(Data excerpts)
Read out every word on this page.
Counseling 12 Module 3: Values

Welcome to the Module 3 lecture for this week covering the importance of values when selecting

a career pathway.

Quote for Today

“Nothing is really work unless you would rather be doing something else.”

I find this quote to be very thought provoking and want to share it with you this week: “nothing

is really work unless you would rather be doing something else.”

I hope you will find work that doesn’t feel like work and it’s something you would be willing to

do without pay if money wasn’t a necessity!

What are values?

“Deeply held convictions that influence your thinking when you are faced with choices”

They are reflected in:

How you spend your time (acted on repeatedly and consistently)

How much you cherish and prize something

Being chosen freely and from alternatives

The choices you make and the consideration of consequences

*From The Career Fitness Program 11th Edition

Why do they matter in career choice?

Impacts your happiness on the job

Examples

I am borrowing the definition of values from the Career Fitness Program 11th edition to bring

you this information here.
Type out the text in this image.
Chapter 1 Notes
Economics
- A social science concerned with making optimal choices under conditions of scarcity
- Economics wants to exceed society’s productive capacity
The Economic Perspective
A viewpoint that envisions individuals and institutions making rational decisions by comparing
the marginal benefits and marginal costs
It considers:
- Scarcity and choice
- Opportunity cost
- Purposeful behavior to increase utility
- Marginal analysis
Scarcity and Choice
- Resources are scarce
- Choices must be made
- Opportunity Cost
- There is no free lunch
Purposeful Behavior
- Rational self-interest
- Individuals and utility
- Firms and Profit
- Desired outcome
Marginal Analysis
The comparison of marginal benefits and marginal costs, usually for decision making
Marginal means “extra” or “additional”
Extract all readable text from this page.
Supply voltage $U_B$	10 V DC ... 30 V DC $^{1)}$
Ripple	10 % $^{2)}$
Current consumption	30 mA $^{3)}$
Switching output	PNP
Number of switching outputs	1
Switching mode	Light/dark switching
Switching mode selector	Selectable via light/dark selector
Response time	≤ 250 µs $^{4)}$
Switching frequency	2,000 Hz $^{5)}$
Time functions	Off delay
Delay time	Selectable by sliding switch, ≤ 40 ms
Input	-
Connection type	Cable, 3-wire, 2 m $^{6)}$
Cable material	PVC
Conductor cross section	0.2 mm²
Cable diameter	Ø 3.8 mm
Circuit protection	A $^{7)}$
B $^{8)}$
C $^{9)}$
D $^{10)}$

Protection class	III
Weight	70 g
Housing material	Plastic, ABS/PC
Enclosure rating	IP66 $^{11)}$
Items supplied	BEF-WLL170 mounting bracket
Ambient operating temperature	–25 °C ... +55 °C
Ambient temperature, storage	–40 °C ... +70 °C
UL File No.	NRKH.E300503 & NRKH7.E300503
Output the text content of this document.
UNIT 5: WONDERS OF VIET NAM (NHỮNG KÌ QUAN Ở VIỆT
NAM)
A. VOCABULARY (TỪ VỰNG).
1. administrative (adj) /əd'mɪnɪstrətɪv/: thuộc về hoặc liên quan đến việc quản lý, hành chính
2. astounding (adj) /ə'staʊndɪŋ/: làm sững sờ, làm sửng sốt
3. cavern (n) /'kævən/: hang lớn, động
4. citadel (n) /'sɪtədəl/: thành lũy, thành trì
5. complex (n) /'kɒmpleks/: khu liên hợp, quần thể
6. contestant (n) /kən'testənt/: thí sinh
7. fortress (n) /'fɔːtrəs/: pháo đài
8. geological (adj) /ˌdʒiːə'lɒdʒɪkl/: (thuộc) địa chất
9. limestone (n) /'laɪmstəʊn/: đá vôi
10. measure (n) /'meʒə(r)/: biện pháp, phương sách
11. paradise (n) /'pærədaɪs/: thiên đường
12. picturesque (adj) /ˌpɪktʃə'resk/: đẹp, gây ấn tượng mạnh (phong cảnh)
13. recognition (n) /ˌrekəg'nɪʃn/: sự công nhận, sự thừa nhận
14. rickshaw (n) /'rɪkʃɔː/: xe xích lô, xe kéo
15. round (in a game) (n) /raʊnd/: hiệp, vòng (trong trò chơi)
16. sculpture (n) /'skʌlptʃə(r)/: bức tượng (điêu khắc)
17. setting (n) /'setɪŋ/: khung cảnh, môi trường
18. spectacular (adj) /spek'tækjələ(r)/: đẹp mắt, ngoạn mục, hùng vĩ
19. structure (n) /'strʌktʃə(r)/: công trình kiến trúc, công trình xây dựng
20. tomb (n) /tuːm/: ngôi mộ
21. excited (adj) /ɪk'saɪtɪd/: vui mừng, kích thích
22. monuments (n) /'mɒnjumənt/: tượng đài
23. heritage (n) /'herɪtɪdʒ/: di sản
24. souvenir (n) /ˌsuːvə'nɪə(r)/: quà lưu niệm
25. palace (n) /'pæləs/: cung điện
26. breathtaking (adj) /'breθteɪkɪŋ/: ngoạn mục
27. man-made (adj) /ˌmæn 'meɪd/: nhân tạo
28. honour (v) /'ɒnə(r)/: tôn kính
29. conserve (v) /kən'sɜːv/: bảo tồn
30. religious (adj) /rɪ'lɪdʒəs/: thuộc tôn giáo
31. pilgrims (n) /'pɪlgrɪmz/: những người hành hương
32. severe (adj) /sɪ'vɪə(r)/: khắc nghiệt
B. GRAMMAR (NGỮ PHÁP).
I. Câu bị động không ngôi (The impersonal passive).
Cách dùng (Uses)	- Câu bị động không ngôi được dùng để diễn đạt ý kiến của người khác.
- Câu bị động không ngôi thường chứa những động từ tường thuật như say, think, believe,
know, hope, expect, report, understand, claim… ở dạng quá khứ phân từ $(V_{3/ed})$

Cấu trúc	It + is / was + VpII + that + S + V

PROBLEM TO SOLVE - All the data must be duplicated exactly, with nothing added or removed.

TASK RESULT -
Read out every word on this page.
Counseling 12 Module 3: Values

Welcome to the Module 3 lecture for this week covering the importance of values when selecting

a career pathway.

Quote for Today

“Nothing is really work unless you would rather be doing something else.”

I find this quote to be very thought provoking and want to share it with you this week: “nothing

is really work unless you would rather be doing something else.”

I hope you will find work that doesn’t feel like work and it’s something you would be willing to

do without pay if money wasn’t a necessity!

What are values?

“Deeply held convictions that influence your thinking when you are faced with choices”

They are reflected in:

How you spend your time (acted on repeatedly and consistently)

How much you cherish and prize something

Being chosen freely and from alternatives

The choices you make and the consideration of consequences

*From The Career Fitness Program 11th Edition

Why do they matter in career choice?

Impacts your happiness on the job

Examples

I am borrowing the definition of values from the Career Fitness Program 11th edition to bring

you this information here.
Type out the text in this image.
Chapter 1 Notes
Economics
- A social science concerned with making optimal choices under conditions of scarcity
- Economics wants to exceed society’s productive capacity
The Economic Perspective
A viewpoint that envisions individuals and institutions making rational decisions by comparing
the marginal benefits and marginal costs
It considers:
- Scarcity and choice
- Opportunity cost
- Purposeful behavior to increase utility
- Marginal analysis
Scarcity and Choice
- Resources are scarce
- Choices must be made
- Opportunity Cost
- There is no free lunch
Purposeful Behavior
- Rational self-interest
- Individuals and utility
- Firms and Profit
- Desired outcome
Marginal Analysis
The comparison of marginal benefits and marginal costs, usually for decision making
Marginal means “extra” or “additional”
Extract all readable text from this page.
Supply voltage $U_B$	10 V DC ... 30 V DC $^{1)}$
Ripple	10 % $^{2)}$
Current consumption	30 mA $^{3)}$
Switching output	PNP
Number of switching outputs	1
Switching mode	Light/dark switching
Switching mode selector	Selectable via light/dark selector
Response time	≤ 250 µs $^{4)}$
Switching frequency	2,000 Hz $^{5)}$
Time functions	Off delay
Delay time	Selectable by sliding switch, ≤ 40 ms
Input	-
Connection type	Cable, 3-wire, 2 m $^{6)}$
Cable material	PVC
Conductor cross section	0.2 mm²
Cable diameter	Ø 3.8 mm
Circuit protection	A $^{7)}$
B $^{8)}$
C $^{9)}$
D $^{10)}$

Protection class	III
Weight	70 g
Housing material	Plastic, ABS/PC
Enclosure rating	IP66 $^{11)}$
Items supplied	BEF-WLL170 mounting bracket
Ambient operating temperature	–25 °C ... +55 °C
Ambient temperature, storage	–40 °C ... +70 °C
UL File No.	NRKH.E300503 & NRKH7.E300503
Output the text content of this document.
UNIT 5: WONDERS OF VIET NAM (NHỮNG KÌ QUAN Ở VIỆT
NAM)
A. VOCABULARY (TỪ VỰNG).
1. administrative (adj) /əd'mɪnɪstrətɪv/: thuộc về hoặc liên quan đến việc quản lý, hành chính
2. astounding (adj) /ə'staʊndɪŋ/: làm sững sờ, làm sửng sốt
3. cavern (n) /'kævən/: hang lớn, động
4. citadel (n) /'sɪtədəl/: thành lũy, thành trì
5. complex (n) /'kɒmpleks/: khu liên hợp, quần thể
6. contestant (n) /kən'testənt/: thí sinh
7. fortress (n) /'fɔːtrəs/: pháo đài
8. geological (adj) /ˌdʒiːə'lɒdʒɪkl/: (thuộc) địa chất
9. limestone (n) /'laɪmstəʊn/: đá vôi
10. measure (n) /'meʒə(r)/: biện pháp, phương sách
11. paradise (n) /'pærədaɪs/: thiên đường
12. picturesque (adj) /ˌpɪktʃə'resk/: đẹp, gây ấn tượng mạnh (phong cảnh)
13. recognition (n) /ˌrekəg'nɪʃn/: sự công nhận, sự thừa nhận
14. rickshaw (n) /'rɪkʃɔː/: xe xích lô, xe kéo
15. round (in a game) (n) /raʊnd/: hiệp, vòng (trong trò chơi)
16. sculpture (n) /'skʌlptʃə(r)/: bức tượng (điêu khắc)
17. setting (n) /'setɪŋ/: khung cảnh, môi trường
18. spectacular (adj) /spek'tækjələ(r)/: đẹp mắt, ngoạn mục, hùng vĩ
19. structure (n) /'strʌktʃə(r)/: công trình kiến trúc, công trình xây dựng
20. tomb (n) /tuːm/: ngôi mộ
21. excited (adj) /ɪk'saɪtɪd/: vui mừng, kích thích
22. monuments (n) /'mɒnjumənt/: tượng đài
23. heritage (n) /'herɪtɪdʒ/: di sản
24. souvenir (n) /ˌsuːvə'nɪə(r)/: quà lưu niệm
25. palace (n) /'pæləs/: cung điện
26. breathtaking (adj) /'breθteɪkɪŋ/: ngoạn mục
27. man-made (adj) /ˌmæn 'meɪd/: nhân tạo
28. honour (v) /'ɒnə(r)/: tôn kính
29. conserve (v) /kən'sɜːv/: bảo tồn
30. religious (adj) /rɪ'lɪdʒəs/: thuộc tôn giáo
31. pilgrims (n) /'pɪlgrɪmz/: những người hành hương
32. severe (adj) /sɪ'vɪə(r)/: khắc nghiệt
B. GRAMMAR (NGỮ PHÁP).
I. Câu bị động không ngôi (The impersonal passive).
Cách dùng (Uses)	- Câu bị động không ngôi được dùng để diễn đạt ý kiến của người khác.
- Câu bị động không ngôi thường chứa những động từ tường thuật như say, think, believe,
know, hope, expect, report, understand, claim… ở dạng quá khứ phân từ $(V_{3/ed})$

Cấu trúc	It + is / was + VpII + that + S + V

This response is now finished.